— Start —

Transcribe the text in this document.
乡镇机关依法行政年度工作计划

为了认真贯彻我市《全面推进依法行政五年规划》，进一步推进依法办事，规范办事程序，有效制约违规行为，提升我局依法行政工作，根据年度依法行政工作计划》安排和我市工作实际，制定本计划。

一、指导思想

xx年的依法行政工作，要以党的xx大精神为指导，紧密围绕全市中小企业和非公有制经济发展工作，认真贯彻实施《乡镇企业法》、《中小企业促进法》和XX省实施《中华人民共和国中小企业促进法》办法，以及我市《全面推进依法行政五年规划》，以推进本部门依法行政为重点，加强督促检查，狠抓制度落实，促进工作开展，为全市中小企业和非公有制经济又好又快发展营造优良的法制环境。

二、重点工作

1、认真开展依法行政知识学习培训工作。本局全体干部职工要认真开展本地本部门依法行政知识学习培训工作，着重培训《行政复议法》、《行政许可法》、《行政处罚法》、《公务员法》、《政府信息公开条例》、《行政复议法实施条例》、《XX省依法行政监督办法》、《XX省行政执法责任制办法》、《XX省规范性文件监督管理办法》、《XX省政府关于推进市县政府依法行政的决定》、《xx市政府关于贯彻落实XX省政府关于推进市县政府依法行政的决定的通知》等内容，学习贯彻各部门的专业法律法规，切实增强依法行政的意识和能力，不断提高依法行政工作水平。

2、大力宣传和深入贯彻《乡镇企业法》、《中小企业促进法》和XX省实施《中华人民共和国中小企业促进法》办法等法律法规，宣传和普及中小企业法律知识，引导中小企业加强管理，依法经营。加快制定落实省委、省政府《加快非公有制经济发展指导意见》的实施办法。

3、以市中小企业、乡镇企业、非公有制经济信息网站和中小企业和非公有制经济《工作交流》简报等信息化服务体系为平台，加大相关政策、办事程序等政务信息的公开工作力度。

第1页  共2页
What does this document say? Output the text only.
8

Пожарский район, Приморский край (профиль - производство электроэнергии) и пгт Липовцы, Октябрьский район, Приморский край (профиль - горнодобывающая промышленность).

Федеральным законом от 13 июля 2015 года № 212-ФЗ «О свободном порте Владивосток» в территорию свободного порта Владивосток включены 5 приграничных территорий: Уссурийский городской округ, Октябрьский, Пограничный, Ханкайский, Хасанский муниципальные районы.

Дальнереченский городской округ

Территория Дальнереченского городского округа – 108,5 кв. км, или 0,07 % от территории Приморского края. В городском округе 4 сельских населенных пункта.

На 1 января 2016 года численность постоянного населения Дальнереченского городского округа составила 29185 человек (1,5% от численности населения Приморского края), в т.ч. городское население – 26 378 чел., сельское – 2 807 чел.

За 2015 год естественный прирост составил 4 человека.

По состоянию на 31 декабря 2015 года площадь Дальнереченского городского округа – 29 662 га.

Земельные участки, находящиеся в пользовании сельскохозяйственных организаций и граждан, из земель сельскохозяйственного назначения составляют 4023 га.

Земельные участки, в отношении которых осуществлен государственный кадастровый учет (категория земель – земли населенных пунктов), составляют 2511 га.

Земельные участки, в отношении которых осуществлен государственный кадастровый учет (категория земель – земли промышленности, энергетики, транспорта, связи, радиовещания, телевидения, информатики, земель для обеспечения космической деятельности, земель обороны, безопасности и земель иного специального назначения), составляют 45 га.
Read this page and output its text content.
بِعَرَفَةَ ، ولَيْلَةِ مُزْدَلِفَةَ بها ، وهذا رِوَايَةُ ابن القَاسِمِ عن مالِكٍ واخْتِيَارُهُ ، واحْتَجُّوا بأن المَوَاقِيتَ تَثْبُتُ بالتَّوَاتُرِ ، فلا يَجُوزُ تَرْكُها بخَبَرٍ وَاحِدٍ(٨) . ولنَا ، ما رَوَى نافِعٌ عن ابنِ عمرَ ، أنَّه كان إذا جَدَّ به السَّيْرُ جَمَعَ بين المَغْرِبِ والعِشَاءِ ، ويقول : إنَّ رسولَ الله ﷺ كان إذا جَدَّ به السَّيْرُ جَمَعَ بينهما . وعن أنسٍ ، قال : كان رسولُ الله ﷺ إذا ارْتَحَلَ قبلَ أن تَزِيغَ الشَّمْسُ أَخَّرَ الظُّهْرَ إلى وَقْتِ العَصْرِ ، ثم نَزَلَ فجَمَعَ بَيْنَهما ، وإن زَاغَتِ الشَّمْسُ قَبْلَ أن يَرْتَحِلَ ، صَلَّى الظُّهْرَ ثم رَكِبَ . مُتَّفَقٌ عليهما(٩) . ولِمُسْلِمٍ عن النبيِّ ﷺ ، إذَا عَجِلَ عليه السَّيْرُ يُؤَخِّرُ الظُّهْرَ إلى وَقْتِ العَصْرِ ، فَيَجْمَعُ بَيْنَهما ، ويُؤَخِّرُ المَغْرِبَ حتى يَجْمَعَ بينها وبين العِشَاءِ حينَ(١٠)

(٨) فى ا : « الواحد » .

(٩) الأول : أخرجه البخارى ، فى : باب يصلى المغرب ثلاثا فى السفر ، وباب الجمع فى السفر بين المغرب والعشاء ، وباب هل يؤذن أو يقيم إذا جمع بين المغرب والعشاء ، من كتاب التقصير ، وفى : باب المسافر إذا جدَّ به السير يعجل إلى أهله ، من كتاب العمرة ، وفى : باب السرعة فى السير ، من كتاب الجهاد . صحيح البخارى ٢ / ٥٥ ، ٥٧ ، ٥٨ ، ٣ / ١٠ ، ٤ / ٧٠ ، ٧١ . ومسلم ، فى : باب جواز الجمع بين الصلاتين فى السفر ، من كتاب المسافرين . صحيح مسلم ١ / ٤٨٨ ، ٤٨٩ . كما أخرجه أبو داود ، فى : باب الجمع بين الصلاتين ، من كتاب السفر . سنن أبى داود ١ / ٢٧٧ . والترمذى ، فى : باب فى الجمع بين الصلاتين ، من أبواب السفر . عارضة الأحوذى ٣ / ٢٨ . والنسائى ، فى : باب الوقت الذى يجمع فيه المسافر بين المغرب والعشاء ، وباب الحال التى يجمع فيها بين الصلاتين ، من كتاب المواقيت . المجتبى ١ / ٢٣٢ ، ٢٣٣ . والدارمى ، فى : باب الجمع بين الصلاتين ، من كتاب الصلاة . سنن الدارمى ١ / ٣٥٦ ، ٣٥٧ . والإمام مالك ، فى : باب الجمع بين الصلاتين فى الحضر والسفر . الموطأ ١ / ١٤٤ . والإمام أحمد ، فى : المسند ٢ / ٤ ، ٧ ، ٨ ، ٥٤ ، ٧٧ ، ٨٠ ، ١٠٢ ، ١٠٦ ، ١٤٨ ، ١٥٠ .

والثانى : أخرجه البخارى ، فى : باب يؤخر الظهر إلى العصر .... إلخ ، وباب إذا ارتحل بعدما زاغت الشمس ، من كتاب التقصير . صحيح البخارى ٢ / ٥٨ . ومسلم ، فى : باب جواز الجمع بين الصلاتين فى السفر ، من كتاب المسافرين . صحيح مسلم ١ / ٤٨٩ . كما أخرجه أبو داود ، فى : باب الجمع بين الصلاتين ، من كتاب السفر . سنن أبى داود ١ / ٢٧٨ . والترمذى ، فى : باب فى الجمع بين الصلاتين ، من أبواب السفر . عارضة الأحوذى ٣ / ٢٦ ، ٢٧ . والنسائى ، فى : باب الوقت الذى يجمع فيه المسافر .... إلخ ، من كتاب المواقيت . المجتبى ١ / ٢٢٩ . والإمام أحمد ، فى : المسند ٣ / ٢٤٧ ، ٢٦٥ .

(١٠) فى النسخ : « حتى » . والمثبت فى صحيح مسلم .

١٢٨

— End —

#### [What you will do]
Among the entries, how many lines include the word "Приморского"? Answer with a single number and nothing further.

#### [Output of the task]
2